— Start of Text excerpt —
I don’t really blame them. It’s almost 100 degrees, we have no shade, and it hasn’t rained for a week, so we’ve got no rain barrel water to play with. So for the last week or so, they’ve been huddled in the dark, cool basement, playing video games and throwing toys up and down the stairs. Screaming. Screaming loudly. I very much need it to rain or cool down outside.

Which makes this the perfect time to read Luz Makes a Splash. The cover doesn’t hold much promise – it looks like a basic summer book, right? Kind of bland?

But oh no! OH MY GOSH IT WAS SO GOOD!

This was a pretty short read, both the 6 & 8-year old found it riveting, and the author tied together a whole host of complicated subjects (feeling left out, collective action, climate justice, corporate accountability, more good stuff) into one short graphic novel.



plaster pool demolition

plaster pool demolition

Parenting is Praxis: Reading is only the first step

With photos! Because this was HARD-ASS-WORK that took a long sweaty time, and I am very proud of it! Also look at how much fun this is for the Earthquakes!
— End of Text excerpt —
— Start of Data rows —
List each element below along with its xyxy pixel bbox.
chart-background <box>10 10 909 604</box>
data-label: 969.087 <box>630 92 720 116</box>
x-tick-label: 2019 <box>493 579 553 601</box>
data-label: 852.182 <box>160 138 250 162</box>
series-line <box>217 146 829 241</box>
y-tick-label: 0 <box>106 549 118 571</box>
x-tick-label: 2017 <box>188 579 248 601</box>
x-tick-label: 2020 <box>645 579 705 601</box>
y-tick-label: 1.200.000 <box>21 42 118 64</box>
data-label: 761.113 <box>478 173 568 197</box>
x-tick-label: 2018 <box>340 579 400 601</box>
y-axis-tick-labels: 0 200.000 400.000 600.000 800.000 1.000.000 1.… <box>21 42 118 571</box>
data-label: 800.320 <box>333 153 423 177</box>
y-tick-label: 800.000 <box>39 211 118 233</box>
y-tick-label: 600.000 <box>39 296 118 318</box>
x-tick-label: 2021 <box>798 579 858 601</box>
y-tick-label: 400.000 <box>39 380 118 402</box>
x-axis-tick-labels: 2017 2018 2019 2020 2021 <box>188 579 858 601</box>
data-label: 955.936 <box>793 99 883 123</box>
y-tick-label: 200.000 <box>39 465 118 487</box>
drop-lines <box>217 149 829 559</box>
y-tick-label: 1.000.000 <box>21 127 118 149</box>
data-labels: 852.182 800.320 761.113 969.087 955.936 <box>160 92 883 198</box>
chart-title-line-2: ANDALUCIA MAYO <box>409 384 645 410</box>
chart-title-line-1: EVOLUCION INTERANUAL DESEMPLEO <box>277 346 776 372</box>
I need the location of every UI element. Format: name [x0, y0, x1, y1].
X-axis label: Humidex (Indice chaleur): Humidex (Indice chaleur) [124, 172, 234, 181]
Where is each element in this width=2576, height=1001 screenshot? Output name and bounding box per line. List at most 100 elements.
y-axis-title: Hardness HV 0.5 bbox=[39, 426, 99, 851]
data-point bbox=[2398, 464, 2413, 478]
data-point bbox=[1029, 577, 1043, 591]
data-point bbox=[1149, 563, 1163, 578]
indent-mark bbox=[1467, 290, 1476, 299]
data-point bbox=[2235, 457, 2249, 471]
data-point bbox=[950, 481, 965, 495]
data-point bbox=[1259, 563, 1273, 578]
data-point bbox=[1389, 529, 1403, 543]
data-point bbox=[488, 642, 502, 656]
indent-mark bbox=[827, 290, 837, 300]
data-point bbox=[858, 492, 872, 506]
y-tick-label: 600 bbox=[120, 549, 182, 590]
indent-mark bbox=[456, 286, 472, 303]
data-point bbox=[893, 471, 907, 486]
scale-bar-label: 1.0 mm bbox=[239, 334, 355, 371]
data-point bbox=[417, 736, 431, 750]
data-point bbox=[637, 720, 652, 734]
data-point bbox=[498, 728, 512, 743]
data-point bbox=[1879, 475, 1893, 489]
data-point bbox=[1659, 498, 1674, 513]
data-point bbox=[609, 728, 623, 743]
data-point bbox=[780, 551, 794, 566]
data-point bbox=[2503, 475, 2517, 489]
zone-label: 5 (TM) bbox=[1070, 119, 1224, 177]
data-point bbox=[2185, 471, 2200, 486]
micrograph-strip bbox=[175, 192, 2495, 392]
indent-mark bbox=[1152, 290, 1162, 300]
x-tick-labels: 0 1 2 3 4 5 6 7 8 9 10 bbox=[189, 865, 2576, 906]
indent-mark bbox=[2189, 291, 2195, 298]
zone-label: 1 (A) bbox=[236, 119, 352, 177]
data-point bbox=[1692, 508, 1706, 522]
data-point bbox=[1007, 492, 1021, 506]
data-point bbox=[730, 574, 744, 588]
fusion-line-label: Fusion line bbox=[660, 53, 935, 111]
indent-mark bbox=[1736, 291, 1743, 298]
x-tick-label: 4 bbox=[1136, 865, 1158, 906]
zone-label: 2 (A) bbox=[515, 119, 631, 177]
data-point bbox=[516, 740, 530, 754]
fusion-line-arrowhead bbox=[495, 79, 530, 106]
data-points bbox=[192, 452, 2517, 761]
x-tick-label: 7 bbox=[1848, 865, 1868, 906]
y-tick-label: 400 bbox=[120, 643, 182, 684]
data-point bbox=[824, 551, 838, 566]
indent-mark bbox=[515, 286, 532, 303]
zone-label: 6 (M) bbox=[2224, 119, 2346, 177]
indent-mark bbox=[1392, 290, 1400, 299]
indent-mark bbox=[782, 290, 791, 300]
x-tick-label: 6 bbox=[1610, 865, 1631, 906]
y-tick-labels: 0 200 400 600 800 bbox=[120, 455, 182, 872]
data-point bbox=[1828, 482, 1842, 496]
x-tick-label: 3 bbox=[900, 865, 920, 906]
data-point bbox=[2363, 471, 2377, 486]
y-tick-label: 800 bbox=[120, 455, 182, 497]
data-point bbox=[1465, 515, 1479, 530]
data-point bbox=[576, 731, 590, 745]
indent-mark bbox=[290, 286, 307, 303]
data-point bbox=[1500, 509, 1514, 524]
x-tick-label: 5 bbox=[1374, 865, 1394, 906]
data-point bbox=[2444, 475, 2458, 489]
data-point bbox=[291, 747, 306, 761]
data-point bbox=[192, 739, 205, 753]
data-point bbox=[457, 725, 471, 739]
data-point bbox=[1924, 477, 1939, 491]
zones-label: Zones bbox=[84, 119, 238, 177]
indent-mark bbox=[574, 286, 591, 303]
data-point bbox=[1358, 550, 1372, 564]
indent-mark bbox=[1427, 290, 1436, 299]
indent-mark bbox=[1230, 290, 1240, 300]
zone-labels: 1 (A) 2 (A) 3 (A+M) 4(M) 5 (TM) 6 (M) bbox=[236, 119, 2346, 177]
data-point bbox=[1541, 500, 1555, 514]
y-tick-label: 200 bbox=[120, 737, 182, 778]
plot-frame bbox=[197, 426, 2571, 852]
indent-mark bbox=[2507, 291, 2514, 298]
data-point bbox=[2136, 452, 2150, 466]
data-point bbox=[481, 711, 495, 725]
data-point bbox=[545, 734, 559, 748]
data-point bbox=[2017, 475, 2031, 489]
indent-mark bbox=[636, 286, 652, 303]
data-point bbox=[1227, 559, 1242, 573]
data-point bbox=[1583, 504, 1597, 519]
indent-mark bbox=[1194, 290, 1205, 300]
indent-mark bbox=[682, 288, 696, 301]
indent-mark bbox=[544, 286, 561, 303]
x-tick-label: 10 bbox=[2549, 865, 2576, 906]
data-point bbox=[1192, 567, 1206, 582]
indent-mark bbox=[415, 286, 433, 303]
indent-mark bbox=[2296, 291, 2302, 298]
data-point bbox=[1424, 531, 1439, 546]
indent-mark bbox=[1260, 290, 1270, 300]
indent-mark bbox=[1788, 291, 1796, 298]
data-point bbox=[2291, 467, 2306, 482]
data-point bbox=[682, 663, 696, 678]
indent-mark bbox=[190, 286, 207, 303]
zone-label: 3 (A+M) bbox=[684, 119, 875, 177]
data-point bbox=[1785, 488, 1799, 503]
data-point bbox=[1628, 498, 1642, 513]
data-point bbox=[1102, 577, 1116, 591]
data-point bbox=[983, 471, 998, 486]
— End of Data rows —
#### What you should do:
Copy the stretch of the blog post from "Which makes this" through "Kind of bland?", word for word. Rely on the blog post alone, not on the rows.

#### Worked solution:
Which makes this the perfect time to read Luz Makes a Splash. The cover doesn’t hold much promise – it looks like a basic summer book, right? Kind of bland?